Problem →
Write out all of the records precisely. Skip anything that is a picture.

-- Start Stored rows --

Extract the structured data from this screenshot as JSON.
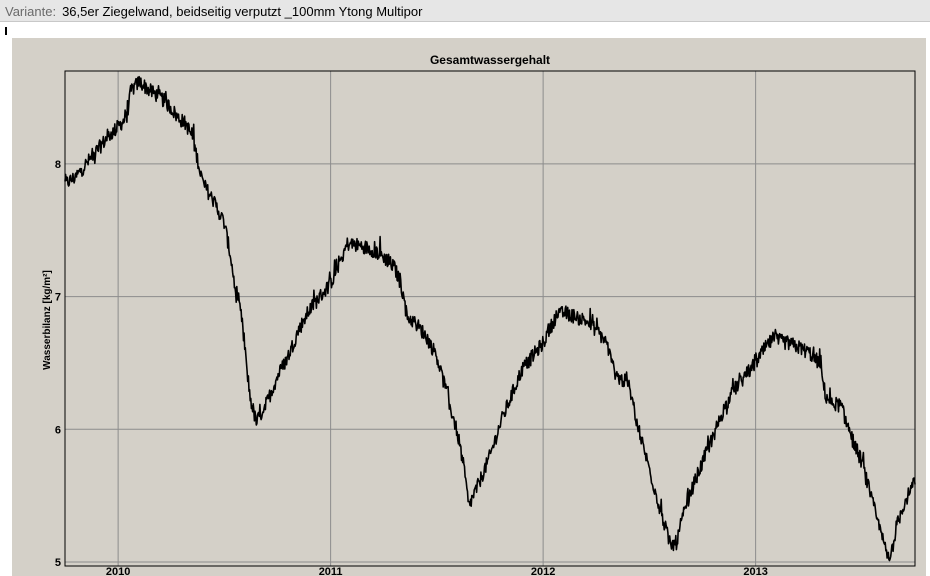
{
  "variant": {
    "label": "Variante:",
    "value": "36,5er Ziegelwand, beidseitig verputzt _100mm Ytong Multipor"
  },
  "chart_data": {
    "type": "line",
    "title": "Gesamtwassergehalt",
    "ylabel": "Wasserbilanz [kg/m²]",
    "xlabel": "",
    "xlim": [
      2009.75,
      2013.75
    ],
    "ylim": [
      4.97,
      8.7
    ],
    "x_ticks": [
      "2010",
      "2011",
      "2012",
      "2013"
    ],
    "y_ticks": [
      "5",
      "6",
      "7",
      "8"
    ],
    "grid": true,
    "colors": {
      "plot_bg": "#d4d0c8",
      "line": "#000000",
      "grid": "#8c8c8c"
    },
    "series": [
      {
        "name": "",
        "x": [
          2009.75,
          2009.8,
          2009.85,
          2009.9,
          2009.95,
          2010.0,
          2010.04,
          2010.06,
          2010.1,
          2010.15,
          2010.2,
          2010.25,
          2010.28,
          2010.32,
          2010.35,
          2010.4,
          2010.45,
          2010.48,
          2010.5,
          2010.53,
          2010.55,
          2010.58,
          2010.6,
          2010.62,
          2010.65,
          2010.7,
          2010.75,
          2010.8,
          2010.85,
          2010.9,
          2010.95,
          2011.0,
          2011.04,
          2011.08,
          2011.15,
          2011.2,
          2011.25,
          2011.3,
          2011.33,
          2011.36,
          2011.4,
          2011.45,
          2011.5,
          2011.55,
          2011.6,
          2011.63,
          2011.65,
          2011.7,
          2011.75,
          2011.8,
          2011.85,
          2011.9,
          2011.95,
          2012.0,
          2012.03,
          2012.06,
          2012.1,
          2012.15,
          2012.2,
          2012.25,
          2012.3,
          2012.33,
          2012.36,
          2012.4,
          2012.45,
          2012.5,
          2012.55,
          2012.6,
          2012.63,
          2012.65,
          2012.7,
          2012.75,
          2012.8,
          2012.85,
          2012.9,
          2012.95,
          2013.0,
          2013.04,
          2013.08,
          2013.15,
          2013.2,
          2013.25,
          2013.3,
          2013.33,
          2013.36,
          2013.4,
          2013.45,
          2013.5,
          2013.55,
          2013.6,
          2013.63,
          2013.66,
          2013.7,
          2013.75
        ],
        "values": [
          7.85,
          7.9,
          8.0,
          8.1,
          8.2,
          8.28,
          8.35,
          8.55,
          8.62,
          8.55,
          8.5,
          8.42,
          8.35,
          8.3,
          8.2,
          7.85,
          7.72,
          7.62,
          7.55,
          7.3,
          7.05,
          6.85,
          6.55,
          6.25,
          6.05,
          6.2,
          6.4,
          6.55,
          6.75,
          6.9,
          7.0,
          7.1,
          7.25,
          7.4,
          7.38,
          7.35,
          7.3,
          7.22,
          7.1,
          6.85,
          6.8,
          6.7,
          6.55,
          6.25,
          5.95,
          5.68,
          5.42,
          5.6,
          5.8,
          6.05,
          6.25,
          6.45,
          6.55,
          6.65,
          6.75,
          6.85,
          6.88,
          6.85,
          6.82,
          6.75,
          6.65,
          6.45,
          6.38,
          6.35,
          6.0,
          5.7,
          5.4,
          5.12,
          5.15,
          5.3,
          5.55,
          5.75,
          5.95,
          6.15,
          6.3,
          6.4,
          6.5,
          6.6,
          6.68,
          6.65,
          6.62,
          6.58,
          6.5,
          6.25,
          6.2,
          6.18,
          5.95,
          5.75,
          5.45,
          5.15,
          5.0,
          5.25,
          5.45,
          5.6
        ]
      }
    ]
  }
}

-- End Stored rows --

Written reply →
Extract the structured data from this screenshot as JSON.
{
  "variant": {
    "label": "Variante:",
    "value": "36,5er Ziegelwand, beidseitig verputzt _100mm Ytong Multipor"
  },
  "chart_data": {
    "type": "line",
    "title": "Gesamtwassergehalt",
    "ylabel": "Wasserbilanz [kg/m²]",
    "xlabel": "",
    "xlim": [
      2009.75,
      2013.75
    ],
    "ylim": [
      4.97,
      8.7
    ],
    "x_ticks": [
      "2010",
      "2011",
      "2012",
      "2013"
    ],
    "y_ticks": [
      "5",
      "6",
      "7",
      "8"
    ],
    "grid": true,
    "colors": {
      "plot_bg": "#d4d0c8",
      "line": "#000000",
      "grid": "#8c8c8c"
    },
    "series": [
      {
        "name": "",
        "x": [
          2009.75,
          2009.8,
          2009.85,
          2009.9,
          2009.95,
          2010.0,
          2010.04,
          2010.06,
          2010.1,
          2010.15,
          2010.2,
          2010.25,
          2010.28,
          2010.32,
          2010.35,
          2010.4,
          2010.45,
          2010.48,
          2010.5,
          2010.53,
          2010.55,
          2010.58,
          2010.6,
          2010.62,
          2010.65,
          2010.7,
          2010.75,
          2010.8,
          2010.85,
          2010.9,
          2010.95,
          2011.0,
          2011.04,
          2011.08,
          2011.15,
          2011.2,
          2011.25,
          2011.3,
          2011.33,
          2011.36,
          2011.4,
          2011.45,
          2011.5,
          2011.55,
          2011.6,
          2011.63,
          2011.65,
          2011.7,
          2011.75,
          2011.8,
          2011.85,
          2011.9,
          2011.95,
          2012.0,
          2012.03,
          2012.06,
          2012.1,
          2012.15,
          2012.2,
          2012.25,
          2012.3,
          2012.33,
          2012.36,
          2012.4,
          2012.45,
          2012.5,
          2012.55,
          2012.6,
          2012.63,
          2012.65,
          2012.7,
          2012.75,
          2012.8,
          2012.85,
          2012.9,
          2012.95,
          2013.0,
          2013.04,
          2013.08,
          2013.15,
          2013.2,
          2013.25,
          2013.3,
          2013.33,
          2013.36,
          2013.4,
          2013.45,
          2013.5,
          2013.55,
          2013.6,
          2013.63,
          2013.66,
          2013.7,
          2013.75
        ],
        "values": [
          7.85,
          7.9,
          8.0,
          8.1,
          8.2,
          8.28,
          8.35,
          8.55,
          8.62,
          8.55,
          8.5,
          8.42,
          8.35,
          8.3,
          8.2,
          7.85,
          7.72,
          7.62,
          7.55,
          7.3,
          7.05,
          6.85,
          6.55,
          6.25,
          6.05,
          6.2,
          6.4,
          6.55,
          6.75,
          6.9,
          7.0,
          7.1,
          7.25,
          7.4,
          7.38,
          7.35,
          7.3,
          7.22,
          7.1,
          6.85,
          6.8,
          6.7,
          6.55,
          6.25,
          5.95,
          5.68,
          5.42,
          5.6,
          5.8,
          6.05,
          6.25,
          6.45,
          6.55,
          6.65,
          6.75,
          6.85,
          6.88,
          6.85,
          6.82,
          6.75,
          6.65,
          6.45,
          6.38,
          6.35,
          6.0,
          5.7,
          5.4,
          5.12,
          5.15,
          5.3,
          5.55,
          5.75,
          5.95,
          6.15,
          6.3,
          6.4,
          6.5,
          6.6,
          6.68,
          6.65,
          6.62,
          6.58,
          6.5,
          6.25,
          6.2,
          6.18,
          5.95,
          5.75,
          5.45,
          5.15,
          5.0,
          5.25,
          5.45,
          5.6
        ]
      }
    ]
  }
}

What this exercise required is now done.